_Exercise data_.
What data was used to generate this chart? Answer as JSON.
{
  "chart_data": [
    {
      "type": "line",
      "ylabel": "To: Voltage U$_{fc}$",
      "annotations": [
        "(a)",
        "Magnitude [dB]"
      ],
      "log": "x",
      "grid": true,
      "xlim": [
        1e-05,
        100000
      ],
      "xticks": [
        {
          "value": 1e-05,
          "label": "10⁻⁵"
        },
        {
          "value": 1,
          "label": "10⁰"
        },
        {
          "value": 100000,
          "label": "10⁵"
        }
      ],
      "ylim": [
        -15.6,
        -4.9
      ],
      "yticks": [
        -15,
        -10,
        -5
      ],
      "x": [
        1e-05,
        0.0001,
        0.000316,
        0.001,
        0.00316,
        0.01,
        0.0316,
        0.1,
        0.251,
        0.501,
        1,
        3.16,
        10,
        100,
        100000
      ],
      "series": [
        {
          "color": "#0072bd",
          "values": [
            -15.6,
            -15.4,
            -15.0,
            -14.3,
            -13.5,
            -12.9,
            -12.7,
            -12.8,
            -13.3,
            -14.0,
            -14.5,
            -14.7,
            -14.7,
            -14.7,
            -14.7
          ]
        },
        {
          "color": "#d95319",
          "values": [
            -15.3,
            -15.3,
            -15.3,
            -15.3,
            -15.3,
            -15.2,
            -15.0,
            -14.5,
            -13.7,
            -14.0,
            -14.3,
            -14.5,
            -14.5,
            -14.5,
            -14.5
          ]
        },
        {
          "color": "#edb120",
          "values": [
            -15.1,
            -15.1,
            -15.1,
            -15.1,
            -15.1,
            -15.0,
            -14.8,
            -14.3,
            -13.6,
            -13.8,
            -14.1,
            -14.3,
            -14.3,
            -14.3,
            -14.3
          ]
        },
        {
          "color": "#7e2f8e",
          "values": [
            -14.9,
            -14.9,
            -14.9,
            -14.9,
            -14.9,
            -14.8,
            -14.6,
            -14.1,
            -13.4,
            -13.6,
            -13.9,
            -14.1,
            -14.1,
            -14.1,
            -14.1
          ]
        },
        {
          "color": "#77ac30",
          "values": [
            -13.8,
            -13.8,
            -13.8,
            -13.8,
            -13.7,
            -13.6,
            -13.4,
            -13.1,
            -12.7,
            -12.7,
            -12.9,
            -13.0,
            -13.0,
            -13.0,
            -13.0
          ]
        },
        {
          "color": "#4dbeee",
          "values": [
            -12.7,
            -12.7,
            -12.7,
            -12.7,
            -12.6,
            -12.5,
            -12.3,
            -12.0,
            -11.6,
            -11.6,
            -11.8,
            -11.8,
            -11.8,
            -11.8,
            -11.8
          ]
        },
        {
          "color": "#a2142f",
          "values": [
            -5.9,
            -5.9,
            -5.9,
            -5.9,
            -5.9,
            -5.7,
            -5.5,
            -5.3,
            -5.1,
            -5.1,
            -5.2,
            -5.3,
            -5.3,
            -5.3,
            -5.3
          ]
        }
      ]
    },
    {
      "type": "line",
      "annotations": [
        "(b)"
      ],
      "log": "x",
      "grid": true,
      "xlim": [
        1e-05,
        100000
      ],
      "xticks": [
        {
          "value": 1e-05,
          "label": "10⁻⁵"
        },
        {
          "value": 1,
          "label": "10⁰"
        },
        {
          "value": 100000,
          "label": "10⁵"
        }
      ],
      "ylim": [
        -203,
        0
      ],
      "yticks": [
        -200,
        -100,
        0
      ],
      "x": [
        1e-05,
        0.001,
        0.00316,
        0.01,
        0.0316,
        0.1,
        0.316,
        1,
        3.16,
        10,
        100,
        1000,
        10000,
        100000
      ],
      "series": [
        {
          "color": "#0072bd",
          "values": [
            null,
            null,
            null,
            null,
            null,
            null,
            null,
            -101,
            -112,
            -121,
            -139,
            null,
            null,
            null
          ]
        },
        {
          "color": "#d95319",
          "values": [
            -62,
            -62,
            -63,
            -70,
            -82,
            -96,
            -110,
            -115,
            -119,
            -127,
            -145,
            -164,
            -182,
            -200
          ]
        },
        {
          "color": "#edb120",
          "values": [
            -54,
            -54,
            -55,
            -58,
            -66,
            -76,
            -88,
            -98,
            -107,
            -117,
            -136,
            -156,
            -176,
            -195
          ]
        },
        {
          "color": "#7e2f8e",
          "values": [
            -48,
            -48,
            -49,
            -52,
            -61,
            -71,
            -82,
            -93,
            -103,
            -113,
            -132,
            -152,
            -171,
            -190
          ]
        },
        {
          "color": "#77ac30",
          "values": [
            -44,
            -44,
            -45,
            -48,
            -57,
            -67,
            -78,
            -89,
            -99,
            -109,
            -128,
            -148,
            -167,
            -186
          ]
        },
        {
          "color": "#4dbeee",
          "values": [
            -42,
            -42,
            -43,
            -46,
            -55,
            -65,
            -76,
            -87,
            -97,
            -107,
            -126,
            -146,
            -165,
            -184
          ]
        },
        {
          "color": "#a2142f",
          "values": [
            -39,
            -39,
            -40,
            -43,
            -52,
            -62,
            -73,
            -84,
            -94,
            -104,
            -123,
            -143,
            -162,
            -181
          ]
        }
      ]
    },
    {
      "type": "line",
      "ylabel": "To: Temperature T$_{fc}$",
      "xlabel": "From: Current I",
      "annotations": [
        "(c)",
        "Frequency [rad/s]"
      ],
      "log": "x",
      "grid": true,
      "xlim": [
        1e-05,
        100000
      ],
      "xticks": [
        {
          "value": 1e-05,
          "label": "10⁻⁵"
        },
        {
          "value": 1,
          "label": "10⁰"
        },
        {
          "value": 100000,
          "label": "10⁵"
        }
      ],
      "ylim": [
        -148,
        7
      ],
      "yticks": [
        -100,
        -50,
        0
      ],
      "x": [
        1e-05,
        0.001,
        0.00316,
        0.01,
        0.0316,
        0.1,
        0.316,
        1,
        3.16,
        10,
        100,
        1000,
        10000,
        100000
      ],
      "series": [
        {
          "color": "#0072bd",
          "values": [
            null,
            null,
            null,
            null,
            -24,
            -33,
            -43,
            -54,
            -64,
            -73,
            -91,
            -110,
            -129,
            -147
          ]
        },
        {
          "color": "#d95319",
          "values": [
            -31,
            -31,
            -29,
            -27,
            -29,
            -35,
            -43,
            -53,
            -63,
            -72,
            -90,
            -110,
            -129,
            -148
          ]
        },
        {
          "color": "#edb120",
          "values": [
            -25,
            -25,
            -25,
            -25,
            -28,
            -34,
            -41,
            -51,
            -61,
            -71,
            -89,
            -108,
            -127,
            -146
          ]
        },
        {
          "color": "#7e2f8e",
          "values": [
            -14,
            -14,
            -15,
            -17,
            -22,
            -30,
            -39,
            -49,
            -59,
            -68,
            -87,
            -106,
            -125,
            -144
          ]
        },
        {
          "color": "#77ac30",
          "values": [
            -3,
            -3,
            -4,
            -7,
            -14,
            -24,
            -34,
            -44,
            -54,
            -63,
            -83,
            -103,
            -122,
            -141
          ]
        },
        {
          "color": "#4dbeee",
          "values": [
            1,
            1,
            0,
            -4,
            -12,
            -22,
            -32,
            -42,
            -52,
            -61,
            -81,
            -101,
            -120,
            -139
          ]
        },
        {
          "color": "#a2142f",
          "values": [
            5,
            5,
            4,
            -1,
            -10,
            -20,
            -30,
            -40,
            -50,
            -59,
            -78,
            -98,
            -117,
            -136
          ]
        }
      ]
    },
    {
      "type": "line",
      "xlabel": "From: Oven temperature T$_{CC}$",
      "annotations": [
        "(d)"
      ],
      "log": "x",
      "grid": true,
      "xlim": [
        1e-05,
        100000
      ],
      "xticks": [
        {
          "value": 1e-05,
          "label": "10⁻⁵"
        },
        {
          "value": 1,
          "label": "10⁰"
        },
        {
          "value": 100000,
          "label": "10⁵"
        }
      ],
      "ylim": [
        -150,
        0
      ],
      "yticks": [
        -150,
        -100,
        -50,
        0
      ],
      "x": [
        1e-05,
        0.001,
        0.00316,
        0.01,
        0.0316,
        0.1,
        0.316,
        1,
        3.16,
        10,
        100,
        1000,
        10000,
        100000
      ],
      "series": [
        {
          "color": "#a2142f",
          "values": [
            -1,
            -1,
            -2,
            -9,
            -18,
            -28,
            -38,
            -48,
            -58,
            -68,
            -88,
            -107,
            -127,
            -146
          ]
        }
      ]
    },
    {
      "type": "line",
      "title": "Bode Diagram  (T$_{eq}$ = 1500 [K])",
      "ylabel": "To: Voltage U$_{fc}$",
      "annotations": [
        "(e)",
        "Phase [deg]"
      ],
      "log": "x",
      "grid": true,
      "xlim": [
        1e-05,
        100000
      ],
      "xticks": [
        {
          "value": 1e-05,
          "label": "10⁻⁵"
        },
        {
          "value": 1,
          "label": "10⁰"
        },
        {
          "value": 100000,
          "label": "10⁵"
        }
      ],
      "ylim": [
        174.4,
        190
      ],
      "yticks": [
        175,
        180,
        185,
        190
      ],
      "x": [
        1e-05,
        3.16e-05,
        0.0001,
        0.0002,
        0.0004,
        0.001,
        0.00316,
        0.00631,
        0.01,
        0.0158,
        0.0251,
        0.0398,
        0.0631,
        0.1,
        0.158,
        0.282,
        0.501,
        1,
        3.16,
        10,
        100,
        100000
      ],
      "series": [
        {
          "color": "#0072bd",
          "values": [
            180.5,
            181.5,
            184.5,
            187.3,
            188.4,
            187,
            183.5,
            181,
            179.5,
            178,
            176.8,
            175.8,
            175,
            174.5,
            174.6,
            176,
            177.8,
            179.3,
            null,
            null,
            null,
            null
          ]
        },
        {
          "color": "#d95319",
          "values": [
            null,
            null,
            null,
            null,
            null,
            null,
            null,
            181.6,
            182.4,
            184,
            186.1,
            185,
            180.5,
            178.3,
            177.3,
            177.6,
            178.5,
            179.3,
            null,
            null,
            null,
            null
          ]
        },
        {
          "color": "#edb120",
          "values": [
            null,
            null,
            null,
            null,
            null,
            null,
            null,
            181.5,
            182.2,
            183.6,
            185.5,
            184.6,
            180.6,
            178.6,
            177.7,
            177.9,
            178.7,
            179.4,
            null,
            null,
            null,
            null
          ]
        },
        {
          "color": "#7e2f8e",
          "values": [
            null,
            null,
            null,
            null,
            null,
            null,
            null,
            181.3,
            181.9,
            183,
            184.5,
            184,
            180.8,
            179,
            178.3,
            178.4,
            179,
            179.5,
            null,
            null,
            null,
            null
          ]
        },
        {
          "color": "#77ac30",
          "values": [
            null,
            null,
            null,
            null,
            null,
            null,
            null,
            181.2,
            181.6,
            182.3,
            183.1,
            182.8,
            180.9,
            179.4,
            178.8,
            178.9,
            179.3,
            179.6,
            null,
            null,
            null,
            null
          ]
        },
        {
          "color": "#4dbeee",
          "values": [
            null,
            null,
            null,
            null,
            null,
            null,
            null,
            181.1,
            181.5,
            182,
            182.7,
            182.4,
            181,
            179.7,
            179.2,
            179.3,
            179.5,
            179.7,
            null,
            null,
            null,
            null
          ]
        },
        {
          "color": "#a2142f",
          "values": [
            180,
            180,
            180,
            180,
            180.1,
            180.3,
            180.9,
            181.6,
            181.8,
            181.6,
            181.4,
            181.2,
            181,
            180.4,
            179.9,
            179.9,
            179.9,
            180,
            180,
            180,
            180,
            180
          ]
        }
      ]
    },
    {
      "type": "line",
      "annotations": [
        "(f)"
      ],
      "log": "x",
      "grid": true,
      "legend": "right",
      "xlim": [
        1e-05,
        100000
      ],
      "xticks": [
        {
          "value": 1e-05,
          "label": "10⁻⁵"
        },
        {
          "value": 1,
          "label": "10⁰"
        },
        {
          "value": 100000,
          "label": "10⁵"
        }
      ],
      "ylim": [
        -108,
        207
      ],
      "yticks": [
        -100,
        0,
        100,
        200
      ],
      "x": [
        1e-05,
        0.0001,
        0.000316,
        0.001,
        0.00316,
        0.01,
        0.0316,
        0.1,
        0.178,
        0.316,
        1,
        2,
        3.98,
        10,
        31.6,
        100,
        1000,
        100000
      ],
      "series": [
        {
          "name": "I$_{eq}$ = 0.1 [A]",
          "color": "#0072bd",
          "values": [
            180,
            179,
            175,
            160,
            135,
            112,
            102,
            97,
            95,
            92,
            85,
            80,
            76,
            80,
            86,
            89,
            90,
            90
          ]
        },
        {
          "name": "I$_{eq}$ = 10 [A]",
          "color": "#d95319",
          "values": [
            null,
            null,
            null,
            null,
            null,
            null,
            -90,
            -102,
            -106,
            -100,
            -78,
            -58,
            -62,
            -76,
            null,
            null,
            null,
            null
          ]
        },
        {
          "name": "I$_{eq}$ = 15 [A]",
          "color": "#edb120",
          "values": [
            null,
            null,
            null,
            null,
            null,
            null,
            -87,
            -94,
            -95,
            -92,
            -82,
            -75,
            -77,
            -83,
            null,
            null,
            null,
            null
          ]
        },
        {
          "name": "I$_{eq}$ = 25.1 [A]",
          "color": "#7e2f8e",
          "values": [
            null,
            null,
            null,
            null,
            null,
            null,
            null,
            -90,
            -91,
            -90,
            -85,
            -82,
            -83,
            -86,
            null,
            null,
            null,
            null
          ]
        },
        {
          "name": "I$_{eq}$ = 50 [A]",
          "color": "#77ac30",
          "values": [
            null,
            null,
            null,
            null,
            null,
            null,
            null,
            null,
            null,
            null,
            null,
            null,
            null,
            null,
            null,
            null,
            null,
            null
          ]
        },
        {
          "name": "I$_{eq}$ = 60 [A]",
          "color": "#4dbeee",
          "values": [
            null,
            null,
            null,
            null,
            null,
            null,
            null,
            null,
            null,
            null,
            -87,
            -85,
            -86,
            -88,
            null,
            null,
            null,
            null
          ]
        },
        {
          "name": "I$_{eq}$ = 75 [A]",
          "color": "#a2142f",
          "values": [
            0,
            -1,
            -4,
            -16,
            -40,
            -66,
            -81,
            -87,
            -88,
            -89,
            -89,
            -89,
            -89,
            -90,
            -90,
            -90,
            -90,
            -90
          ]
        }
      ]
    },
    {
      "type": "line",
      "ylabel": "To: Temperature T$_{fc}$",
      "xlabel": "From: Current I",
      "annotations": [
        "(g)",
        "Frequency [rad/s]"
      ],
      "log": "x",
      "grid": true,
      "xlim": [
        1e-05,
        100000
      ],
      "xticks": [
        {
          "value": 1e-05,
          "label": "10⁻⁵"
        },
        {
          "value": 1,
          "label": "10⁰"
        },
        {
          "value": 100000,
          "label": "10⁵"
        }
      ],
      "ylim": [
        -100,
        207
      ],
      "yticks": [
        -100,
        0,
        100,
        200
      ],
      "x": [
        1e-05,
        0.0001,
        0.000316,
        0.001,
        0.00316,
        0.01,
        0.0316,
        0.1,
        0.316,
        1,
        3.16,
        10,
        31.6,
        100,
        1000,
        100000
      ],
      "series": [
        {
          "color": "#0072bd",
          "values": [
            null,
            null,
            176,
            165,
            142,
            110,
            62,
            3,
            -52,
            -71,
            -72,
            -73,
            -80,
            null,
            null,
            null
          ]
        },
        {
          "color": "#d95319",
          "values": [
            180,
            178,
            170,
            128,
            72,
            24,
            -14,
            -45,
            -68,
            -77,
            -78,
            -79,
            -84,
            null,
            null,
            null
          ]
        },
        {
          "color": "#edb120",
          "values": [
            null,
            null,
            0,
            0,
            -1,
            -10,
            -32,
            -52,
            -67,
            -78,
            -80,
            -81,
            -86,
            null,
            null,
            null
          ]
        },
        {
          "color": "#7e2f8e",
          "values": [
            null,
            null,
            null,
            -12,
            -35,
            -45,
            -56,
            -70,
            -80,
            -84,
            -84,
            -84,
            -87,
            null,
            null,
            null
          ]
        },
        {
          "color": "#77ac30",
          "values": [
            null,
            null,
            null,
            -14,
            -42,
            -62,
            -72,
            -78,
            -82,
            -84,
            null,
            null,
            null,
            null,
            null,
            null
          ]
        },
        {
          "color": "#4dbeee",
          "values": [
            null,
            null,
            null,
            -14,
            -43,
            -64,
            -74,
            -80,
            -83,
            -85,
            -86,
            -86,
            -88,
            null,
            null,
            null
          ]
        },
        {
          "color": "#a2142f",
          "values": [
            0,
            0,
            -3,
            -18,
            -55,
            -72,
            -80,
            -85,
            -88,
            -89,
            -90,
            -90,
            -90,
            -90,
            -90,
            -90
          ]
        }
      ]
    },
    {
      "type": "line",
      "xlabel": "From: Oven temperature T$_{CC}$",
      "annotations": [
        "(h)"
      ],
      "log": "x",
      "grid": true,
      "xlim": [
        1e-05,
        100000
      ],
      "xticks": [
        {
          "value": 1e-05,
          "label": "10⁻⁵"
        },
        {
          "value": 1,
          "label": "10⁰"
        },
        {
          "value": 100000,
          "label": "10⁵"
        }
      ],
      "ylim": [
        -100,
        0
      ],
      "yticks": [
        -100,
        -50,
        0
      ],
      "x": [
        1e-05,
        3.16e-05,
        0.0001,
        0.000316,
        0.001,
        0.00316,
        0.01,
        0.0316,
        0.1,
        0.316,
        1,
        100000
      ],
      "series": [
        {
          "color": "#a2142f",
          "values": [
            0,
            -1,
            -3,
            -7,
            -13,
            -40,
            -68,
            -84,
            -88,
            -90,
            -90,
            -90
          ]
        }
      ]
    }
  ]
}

_What is required_. Filter the listing for the word "name" and copy every line that holds it.

_Full solution_.
          "name": "I$_{eq}$ = 0.1 [A]",
          "name": "I$_{eq}$ = 10 [A]",
          "name": "I$_{eq}$ = 15 [A]",
          "name": "I$_{eq}$ = 25.1 [A]",
          "name": "I$_{eq}$ = 50 [A]",
          "name": "I$_{eq}$ = 60 [A]",
          "name": "I$_{eq}$ = 75 [A]",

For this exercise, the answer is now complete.